TASK INSTRUCTIONS >> Return every line of the records below word for word, leaving out the pictures.

#####

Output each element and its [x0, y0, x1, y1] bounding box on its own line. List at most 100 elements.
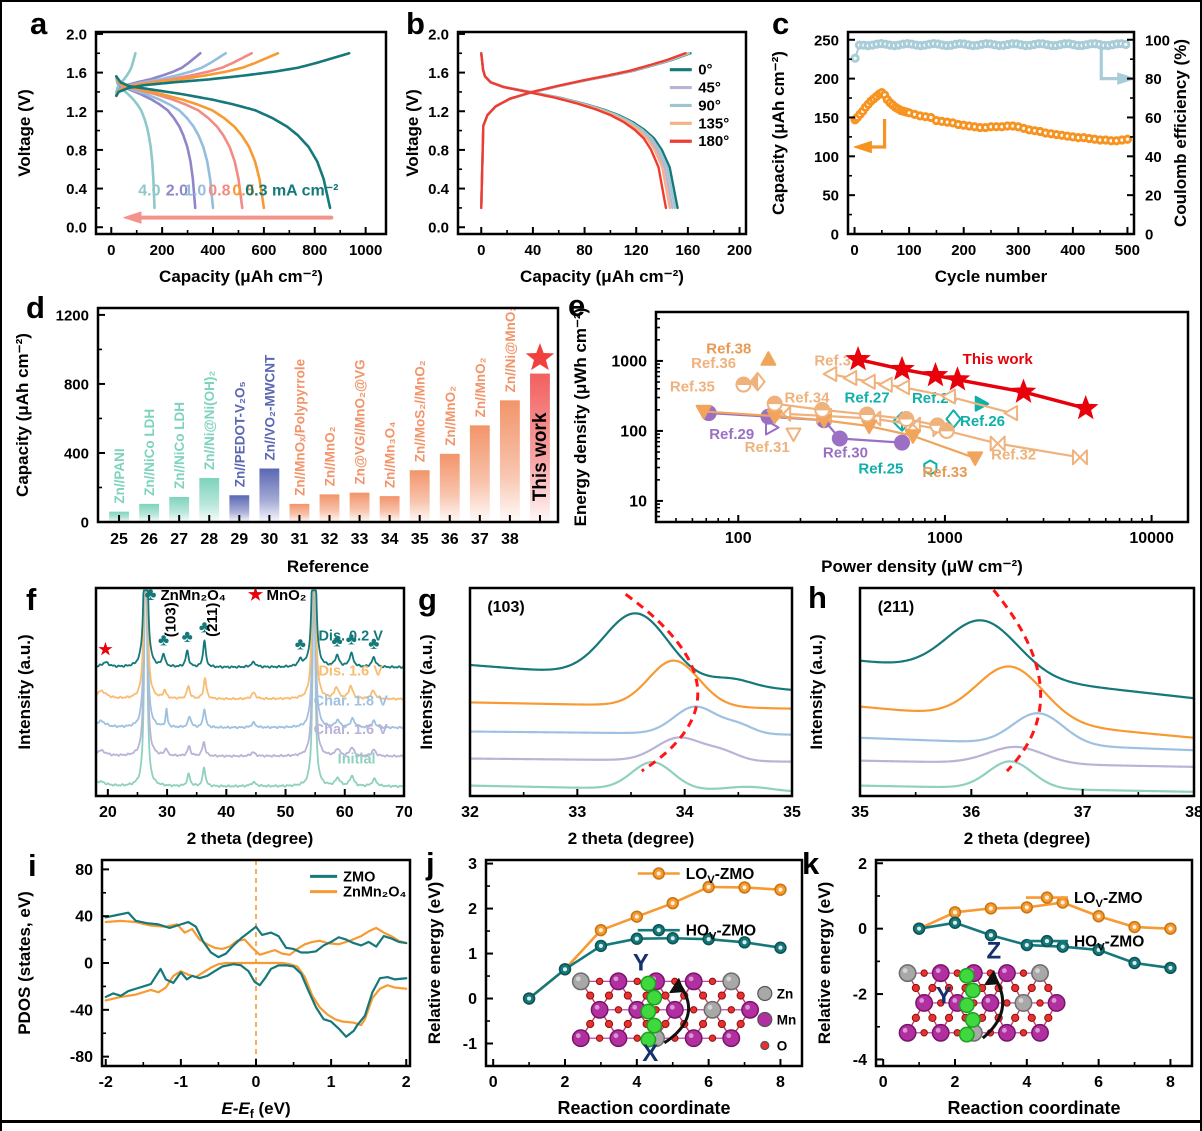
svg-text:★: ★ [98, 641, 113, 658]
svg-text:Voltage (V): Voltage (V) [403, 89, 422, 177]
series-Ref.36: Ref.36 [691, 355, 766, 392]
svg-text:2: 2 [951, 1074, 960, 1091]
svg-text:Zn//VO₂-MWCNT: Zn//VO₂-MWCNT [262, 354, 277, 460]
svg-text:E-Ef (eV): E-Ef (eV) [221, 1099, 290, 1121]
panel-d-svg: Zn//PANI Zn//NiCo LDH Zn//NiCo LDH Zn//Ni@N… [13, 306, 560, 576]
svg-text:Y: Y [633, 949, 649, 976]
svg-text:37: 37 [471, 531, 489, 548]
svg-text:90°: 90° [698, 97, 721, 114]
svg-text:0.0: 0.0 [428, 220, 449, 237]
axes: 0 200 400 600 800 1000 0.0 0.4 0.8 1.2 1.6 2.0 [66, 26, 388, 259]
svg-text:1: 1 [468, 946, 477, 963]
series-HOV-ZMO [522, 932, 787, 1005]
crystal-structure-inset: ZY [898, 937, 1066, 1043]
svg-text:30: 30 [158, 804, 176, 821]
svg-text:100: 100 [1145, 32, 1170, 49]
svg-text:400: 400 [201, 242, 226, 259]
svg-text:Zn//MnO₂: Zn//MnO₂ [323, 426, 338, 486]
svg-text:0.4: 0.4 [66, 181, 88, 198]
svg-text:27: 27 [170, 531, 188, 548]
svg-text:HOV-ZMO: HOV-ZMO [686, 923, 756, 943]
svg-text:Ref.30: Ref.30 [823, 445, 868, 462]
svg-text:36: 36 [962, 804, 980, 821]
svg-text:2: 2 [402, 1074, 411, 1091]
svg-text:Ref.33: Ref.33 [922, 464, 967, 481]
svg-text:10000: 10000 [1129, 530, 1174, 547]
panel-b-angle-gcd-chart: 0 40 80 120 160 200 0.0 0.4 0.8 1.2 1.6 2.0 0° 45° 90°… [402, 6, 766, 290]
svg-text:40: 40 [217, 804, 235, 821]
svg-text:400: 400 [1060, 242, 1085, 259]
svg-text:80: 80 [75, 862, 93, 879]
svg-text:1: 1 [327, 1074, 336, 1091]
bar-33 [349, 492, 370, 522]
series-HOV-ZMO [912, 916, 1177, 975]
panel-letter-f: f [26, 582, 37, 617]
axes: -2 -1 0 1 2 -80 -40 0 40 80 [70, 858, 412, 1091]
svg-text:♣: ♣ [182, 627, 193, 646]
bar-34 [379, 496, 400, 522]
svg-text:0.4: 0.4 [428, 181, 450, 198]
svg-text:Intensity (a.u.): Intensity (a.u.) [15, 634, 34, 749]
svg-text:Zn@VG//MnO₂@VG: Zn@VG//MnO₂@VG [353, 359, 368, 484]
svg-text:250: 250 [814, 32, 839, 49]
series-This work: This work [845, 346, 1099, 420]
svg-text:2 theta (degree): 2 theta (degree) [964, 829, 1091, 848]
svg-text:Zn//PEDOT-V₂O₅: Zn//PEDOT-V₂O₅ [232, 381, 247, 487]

#####

RESULT >>
Output each element and its [x0, y0, x1, y1] bounding box on its own line. List at most 100 elements.
svg-text:★: ★ [98, 641, 113, 658]
svg-text:Voltage (V): Voltage (V) [403, 89, 422, 177]
series-Ref.36: Ref.36 [691, 355, 766, 392]
svg-text:2: 2 [951, 1074, 960, 1091]
svg-text:Zn//VO₂-MWCNT: Zn//VO₂-MWCNT [262, 354, 277, 460]
svg-text:E-Ef (eV): E-Ef (eV) [221, 1099, 290, 1121]
panel-d-svg: Zn//PANI Zn//NiCo LDH Zn//NiCo LDH Zn//Ni@N… [13, 306, 560, 576]
svg-text:Y: Y [633, 949, 649, 976]
svg-text:37: 37 [471, 531, 489, 548]
svg-text:90°: 90° [698, 97, 721, 114]
svg-text:0.0: 0.0 [428, 220, 449, 237]
axes: 0 200 400 600 800 1000 0.0 0.4 0.8 1.2 1.6 2.0 [66, 26, 388, 259]
svg-text:1: 1 [468, 946, 477, 963]
series-HOV-ZMO [522, 932, 787, 1005]
crystal-structure-inset: ZY [898, 937, 1066, 1043]
svg-text:30: 30 [158, 804, 176, 821]
svg-text:100: 100 [1145, 32, 1170, 49]
svg-text:400: 400 [201, 242, 226, 259]
svg-text:Zn//MnO₂: Zn//MnO₂ [323, 426, 338, 486]
svg-text:0.4: 0.4 [66, 181, 88, 198]
svg-text:27: 27 [170, 531, 188, 548]
svg-text:HOV-ZMO: HOV-ZMO [686, 923, 756, 943]
svg-text:Ref.30: Ref.30 [823, 445, 868, 462]
svg-text:36: 36 [962, 804, 980, 821]
svg-text:2: 2 [402, 1074, 411, 1091]
svg-text:Ref.33: Ref.33 [922, 464, 967, 481]
svg-text:10000: 10000 [1129, 530, 1174, 547]
panel-b-angle-gcd-chart: 0 40 80 120 160 200 0.0 0.4 0.8 1.2 1.6 2.0 0° 45° 90°… [402, 6, 766, 290]
svg-text:40: 40 [217, 804, 235, 821]
svg-text:400: 400 [1060, 242, 1085, 259]
svg-text:80: 80 [75, 862, 93, 879]
svg-text:1: 1 [327, 1074, 336, 1091]
bar-33 [349, 492, 370, 522]
series-HOV-ZMO [912, 916, 1177, 975]
panel-letter-f: f [26, 582, 37, 617]
axes: -2 -1 0 1 2 -80 -40 0 40 80 [70, 858, 412, 1091]
svg-text:♣: ♣ [182, 627, 193, 646]
bar-34 [379, 496, 400, 522]
svg-text:0.4: 0.4 [428, 181, 450, 198]
svg-text:Intensity (a.u.): Intensity (a.u.) [15, 634, 34, 749]
svg-text:Zn@VG//MnO₂@VG: Zn@VG//MnO₂@VG [353, 359, 368, 484]
svg-text:250: 250 [814, 32, 839, 49]
series-This work: This work [845, 346, 1099, 420]
svg-text:2 theta (degree): 2 theta (degree) [964, 829, 1091, 848]
svg-text:Zn//PEDOT-V₂O₅: Zn//PEDOT-V₂O₅ [232, 381, 247, 487]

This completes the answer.